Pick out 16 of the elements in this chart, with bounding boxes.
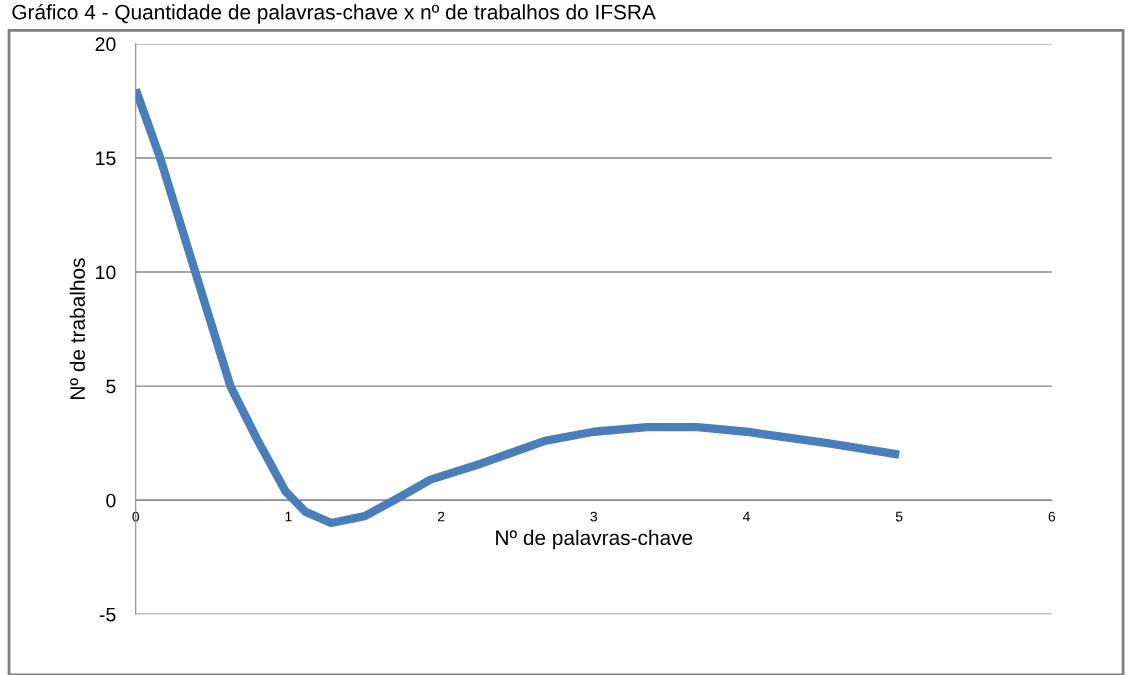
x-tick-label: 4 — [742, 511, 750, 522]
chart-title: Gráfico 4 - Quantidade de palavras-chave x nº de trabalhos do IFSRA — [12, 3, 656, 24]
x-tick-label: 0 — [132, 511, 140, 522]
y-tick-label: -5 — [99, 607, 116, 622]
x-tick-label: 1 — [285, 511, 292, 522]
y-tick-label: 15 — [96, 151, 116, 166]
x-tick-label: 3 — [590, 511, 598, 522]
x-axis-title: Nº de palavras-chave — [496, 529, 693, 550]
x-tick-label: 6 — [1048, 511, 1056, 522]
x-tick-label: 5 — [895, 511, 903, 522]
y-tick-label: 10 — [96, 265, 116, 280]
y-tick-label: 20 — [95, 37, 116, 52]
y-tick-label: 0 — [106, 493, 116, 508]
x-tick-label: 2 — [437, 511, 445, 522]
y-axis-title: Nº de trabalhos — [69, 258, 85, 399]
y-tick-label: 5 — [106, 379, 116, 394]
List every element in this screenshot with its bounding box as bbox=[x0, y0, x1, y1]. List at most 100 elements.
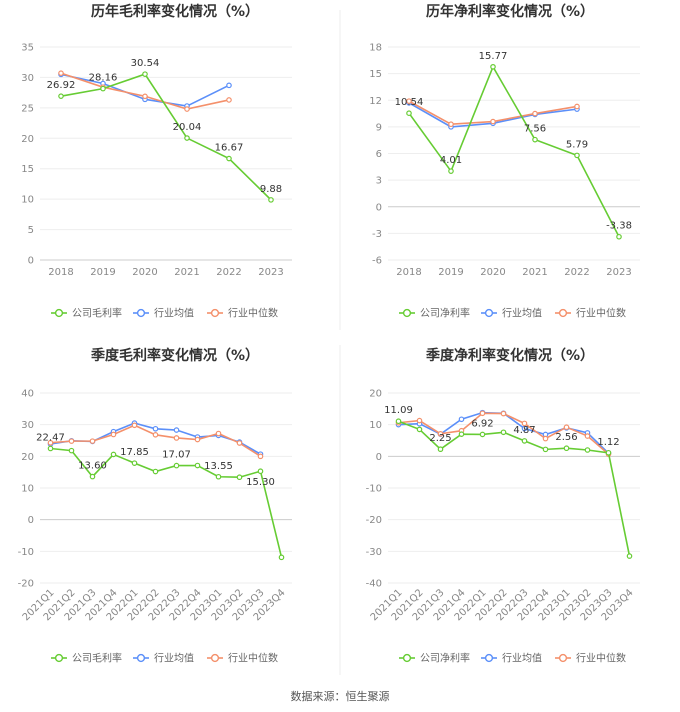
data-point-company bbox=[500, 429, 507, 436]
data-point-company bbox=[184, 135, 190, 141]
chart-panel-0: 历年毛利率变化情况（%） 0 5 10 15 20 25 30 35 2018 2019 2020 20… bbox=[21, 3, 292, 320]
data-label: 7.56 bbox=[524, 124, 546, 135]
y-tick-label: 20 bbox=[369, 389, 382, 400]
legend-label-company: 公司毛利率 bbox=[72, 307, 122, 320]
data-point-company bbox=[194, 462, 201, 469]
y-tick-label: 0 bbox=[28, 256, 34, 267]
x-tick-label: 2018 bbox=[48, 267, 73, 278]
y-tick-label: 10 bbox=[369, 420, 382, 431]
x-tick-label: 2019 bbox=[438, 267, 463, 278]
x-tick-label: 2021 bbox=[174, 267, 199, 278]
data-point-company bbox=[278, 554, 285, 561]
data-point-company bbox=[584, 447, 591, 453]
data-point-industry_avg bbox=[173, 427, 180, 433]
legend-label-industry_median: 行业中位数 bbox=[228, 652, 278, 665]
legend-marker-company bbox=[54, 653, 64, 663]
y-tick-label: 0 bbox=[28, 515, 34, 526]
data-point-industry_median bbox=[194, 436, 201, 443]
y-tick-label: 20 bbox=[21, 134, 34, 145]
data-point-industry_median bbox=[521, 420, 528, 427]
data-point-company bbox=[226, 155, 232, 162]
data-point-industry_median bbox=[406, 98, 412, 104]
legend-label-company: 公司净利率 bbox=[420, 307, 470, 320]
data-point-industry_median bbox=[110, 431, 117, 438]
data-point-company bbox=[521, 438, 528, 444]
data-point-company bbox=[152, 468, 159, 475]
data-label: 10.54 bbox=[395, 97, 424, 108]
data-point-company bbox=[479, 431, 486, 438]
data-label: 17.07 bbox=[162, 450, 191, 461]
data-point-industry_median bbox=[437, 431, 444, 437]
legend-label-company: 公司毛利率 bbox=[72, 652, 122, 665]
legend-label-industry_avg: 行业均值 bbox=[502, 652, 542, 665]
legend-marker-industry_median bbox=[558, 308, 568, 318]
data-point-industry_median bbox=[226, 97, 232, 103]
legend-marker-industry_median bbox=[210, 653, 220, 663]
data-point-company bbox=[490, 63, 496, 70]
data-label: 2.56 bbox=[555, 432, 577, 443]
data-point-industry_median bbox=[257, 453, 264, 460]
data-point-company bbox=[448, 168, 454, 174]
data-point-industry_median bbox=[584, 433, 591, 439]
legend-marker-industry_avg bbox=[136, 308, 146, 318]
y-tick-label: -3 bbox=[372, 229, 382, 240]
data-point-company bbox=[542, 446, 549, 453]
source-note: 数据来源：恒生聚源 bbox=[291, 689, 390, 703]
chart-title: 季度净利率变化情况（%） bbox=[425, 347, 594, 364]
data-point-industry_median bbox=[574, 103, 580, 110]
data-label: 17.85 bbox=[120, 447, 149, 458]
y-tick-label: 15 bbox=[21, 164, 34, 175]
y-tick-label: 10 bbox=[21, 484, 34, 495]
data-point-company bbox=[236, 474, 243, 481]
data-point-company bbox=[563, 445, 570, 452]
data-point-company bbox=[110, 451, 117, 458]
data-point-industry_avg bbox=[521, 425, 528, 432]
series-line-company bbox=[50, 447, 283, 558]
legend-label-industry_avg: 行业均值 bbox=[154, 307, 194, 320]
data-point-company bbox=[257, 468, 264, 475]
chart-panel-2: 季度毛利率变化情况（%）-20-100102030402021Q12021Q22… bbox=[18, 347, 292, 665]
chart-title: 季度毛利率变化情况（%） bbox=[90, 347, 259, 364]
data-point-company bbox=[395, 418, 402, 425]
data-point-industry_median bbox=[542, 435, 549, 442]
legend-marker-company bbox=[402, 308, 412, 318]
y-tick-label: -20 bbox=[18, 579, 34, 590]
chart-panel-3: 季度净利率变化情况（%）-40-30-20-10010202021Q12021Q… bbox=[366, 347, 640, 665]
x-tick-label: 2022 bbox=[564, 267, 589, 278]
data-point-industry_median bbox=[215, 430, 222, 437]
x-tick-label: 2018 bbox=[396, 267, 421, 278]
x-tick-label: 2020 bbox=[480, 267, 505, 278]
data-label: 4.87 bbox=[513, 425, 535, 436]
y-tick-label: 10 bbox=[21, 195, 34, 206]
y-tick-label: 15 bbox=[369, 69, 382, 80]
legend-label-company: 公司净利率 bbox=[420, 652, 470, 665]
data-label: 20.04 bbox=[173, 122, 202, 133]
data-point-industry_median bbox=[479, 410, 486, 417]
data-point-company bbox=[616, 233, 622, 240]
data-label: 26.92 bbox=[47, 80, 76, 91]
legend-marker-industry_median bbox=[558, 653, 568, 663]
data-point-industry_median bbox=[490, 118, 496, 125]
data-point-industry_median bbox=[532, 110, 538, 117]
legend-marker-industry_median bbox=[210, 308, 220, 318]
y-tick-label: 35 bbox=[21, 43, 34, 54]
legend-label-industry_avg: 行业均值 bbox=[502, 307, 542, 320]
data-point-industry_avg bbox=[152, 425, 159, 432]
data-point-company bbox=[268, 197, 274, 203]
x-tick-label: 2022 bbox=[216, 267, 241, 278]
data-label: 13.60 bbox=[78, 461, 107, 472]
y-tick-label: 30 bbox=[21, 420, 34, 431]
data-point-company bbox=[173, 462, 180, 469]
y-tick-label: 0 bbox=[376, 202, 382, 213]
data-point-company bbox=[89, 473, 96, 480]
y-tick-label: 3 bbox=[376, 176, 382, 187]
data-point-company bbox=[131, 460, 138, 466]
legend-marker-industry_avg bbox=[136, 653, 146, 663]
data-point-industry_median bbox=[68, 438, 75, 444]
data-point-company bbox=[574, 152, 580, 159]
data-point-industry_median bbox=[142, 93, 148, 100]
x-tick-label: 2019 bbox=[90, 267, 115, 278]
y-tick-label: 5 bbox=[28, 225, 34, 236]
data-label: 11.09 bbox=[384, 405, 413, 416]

◆ ◆ ◆ ◆ ◆ ◆ ◆

Please return every line of the records above word for word, leaving out the pictures.

● **THE OUTPUT**
Pick out 16 of the elements in this chart, with bounding boxes.
x-tick-label: 4 — [742, 511, 750, 522]
chart-title: Gráfico 4 - Quantidade de palavras-chave x nº de trabalhos do IFSRA — [12, 3, 656, 24]
x-tick-label: 0 — [132, 511, 140, 522]
y-tick-label: -5 — [99, 607, 116, 622]
x-tick-label: 1 — [285, 511, 292, 522]
y-tick-label: 15 — [96, 151, 116, 166]
x-tick-label: 3 — [590, 511, 598, 522]
x-axis-title: Nº de palavras-chave — [496, 529, 693, 550]
x-tick-label: 6 — [1048, 511, 1056, 522]
x-tick-label: 5 — [895, 511, 903, 522]
y-tick-label: 10 — [96, 265, 116, 280]
y-tick-label: 20 — [95, 37, 116, 52]
y-tick-label: 0 — [106, 493, 116, 508]
x-tick-label: 2 — [437, 511, 445, 522]
y-axis-title: Nº de trabalhos — [69, 258, 85, 399]
y-tick-label: 5 — [106, 379, 116, 394]
List every element in this screenshot with its bounding box as bbox=[x0, y0, x1, y1]. List at most 100 elements.
data-point-company bbox=[500, 429, 507, 436]
data-point-company bbox=[184, 135, 190, 141]
chart-panel-0: 历年毛利率变化情况（%） 0 5 10 15 20 25 30 35 2018 2019 2020 20… bbox=[21, 3, 292, 320]
data-label: 7.56 bbox=[524, 124, 546, 135]
y-tick-label: 20 bbox=[369, 389, 382, 400]
legend-label-company: 公司毛利率 bbox=[72, 307, 122, 320]
data-point-company bbox=[194, 462, 201, 469]
y-tick-label: 0 bbox=[28, 256, 34, 267]
x-tick-label: 2018 bbox=[48, 267, 73, 278]
y-tick-label: 10 bbox=[369, 420, 382, 431]
x-tick-label: 2019 bbox=[438, 267, 463, 278]
x-tick-label: 2021 bbox=[174, 267, 199, 278]
data-point-company bbox=[278, 554, 285, 561]
data-point-company bbox=[584, 447, 591, 453]
data-point-industry_avg bbox=[173, 427, 180, 433]
legend-label-industry_median: 行业中位数 bbox=[228, 652, 278, 665]
legend-marker-company bbox=[54, 653, 64, 663]
y-tick-label: 0 bbox=[28, 515, 34, 526]
data-point-industry_median bbox=[194, 436, 201, 443]
y-tick-label: 20 bbox=[21, 134, 34, 145]
data-point-industry_median bbox=[521, 420, 528, 427]
data-point-company bbox=[226, 155, 232, 162]
data-point-industry_median bbox=[406, 98, 412, 104]
legend-label-company: 公司净利率 bbox=[420, 307, 470, 320]
data-point-industry_median bbox=[110, 431, 117, 438]
data-point-company bbox=[521, 438, 528, 444]
data-point-company bbox=[152, 468, 159, 475]
data-label: 10.54 bbox=[395, 97, 424, 108]
data-point-company bbox=[479, 431, 486, 438]
data-label: 17.07 bbox=[162, 450, 191, 461]
data-point-industry_median bbox=[437, 431, 444, 437]
legend-label-company: 公司毛利率 bbox=[72, 652, 122, 665]
legend-label-industry_avg: 行业均值 bbox=[502, 652, 542, 665]
legend-marker-industry_median bbox=[558, 308, 568, 318]
data-point-industry_median bbox=[226, 97, 232, 103]
legend-marker-industry_median bbox=[210, 653, 220, 663]
data-point-company bbox=[490, 63, 496, 70]
data-label: 2.56 bbox=[555, 432, 577, 443]
data-point-industry_median bbox=[257, 453, 264, 460]
data-point-company bbox=[448, 168, 454, 174]
data-point-industry_median bbox=[584, 433, 591, 439]
legend-marker-industry_avg bbox=[136, 308, 146, 318]
y-tick-label: -3 bbox=[372, 229, 382, 240]
data-point-company bbox=[542, 446, 549, 453]
source-note: 数据来源：恒生聚源 bbox=[291, 689, 390, 703]
chart-title: 季度净利率变化情况（%） bbox=[425, 347, 594, 364]
data-point-industry_median bbox=[574, 103, 580, 110]
data-label: 17.85 bbox=[120, 447, 149, 458]
y-tick-label: 15 bbox=[21, 164, 34, 175]
y-tick-label: 10 bbox=[21, 484, 34, 495]
data-point-company bbox=[236, 474, 243, 481]
data-point-company bbox=[563, 445, 570, 452]
data-point-company bbox=[110, 451, 117, 458]
data-point-industry_avg bbox=[521, 425, 528, 432]
series-line-company bbox=[50, 447, 283, 558]
legend-label-industry_avg: 行业均值 bbox=[154, 307, 194, 320]
data-point-company bbox=[257, 468, 264, 475]
chart-panel-2: 季度毛利率变化情况（%）-20-100102030402021Q12021Q22… bbox=[18, 347, 292, 665]
chart-title: 季度毛利率变化情况（%） bbox=[90, 347, 259, 364]
data-point-company bbox=[395, 418, 402, 425]
data-point-industry_median bbox=[542, 435, 549, 442]
legend-marker-company bbox=[402, 308, 412, 318]
y-tick-label: -20 bbox=[18, 579, 34, 590]
chart-panel-3: 季度净利率变化情况（%）-40-30-20-10010202021Q12021Q… bbox=[366, 347, 640, 665]
x-tick-label: 2022 bbox=[564, 267, 589, 278]
data-point-industry_median bbox=[215, 430, 222, 437]
x-tick-label: 2018 bbox=[396, 267, 421, 278]
x-tick-label: 2020 bbox=[480, 267, 505, 278]
data-label: 4.87 bbox=[513, 425, 535, 436]
y-tick-label: 10 bbox=[21, 195, 34, 206]
y-tick-label: 15 bbox=[369, 69, 382, 80]
legend-label-company: 公司净利率 bbox=[420, 652, 470, 665]
data-label: 20.04 bbox=[173, 122, 202, 133]
data-point-industry_median bbox=[479, 410, 486, 417]
data-point-company bbox=[616, 233, 622, 240]
data-label: 26.92 bbox=[47, 80, 76, 91]
legend-marker-industry_median bbox=[558, 653, 568, 663]
data-point-industry_median bbox=[490, 118, 496, 125]
data-point-industry_median bbox=[532, 110, 538, 117]
legend-marker-industry_median bbox=[210, 308, 220, 318]
y-tick-label: 35 bbox=[21, 43, 34, 54]
legend-label-industry_avg: 行业均值 bbox=[502, 307, 542, 320]
data-point-industry_avg bbox=[152, 425, 159, 432]
data-point-company bbox=[268, 197, 274, 203]
x-tick-label: 2022 bbox=[216, 267, 241, 278]
data-label: 13.60 bbox=[78, 461, 107, 472]
y-tick-label: 30 bbox=[21, 420, 34, 431]
data-point-company bbox=[173, 462, 180, 469]
y-tick-label: 0 bbox=[376, 202, 382, 213]
data-point-company bbox=[89, 473, 96, 480]
y-tick-label: 3 bbox=[376, 176, 382, 187]
data-point-company bbox=[131, 460, 138, 466]
legend-marker-industry_avg bbox=[136, 653, 146, 663]
data-point-industry_median bbox=[68, 438, 75, 444]
data-point-company bbox=[574, 152, 580, 159]
data-point-industry_median bbox=[142, 93, 148, 100]
x-tick-label: 2019 bbox=[90, 267, 115, 278]
y-tick-label: 5 bbox=[28, 225, 34, 236]
data-label: 11.09 bbox=[384, 405, 413, 416]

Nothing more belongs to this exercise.